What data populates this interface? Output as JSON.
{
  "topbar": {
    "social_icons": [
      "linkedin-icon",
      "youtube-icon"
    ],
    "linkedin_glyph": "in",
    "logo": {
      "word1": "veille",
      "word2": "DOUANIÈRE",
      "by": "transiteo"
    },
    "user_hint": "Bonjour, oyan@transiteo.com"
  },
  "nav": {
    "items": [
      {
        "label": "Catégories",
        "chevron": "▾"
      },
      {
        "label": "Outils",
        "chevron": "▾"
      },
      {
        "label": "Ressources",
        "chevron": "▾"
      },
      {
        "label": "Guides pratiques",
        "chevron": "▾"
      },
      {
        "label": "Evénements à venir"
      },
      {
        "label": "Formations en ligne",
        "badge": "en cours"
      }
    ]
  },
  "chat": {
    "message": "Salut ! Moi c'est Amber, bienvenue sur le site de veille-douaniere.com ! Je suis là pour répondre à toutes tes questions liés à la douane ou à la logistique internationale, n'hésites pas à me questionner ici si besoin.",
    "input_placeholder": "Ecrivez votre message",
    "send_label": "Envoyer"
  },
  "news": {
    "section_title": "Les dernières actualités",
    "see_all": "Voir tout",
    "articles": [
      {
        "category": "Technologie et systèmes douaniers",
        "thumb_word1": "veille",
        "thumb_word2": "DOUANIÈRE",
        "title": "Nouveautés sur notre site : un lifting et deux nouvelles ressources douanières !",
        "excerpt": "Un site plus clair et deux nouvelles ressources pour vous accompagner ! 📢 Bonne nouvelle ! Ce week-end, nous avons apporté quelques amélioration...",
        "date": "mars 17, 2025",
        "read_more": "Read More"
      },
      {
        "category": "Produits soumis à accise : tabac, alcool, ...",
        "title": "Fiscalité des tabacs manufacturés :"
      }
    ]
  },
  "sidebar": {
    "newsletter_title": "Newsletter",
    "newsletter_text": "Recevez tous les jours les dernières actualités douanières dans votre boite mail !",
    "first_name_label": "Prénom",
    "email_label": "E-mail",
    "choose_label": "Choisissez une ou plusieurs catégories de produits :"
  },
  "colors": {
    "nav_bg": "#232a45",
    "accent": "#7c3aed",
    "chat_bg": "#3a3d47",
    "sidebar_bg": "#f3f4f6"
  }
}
☆ ☆ ☆ ☆ ☆
Copy out every line in the entries above that holds "mail".

RESULT →
    "newsletter_text": "Recevez tous les jours les dernières actualités douanières dans votre boite mail !",
    "email_label": "E-mail",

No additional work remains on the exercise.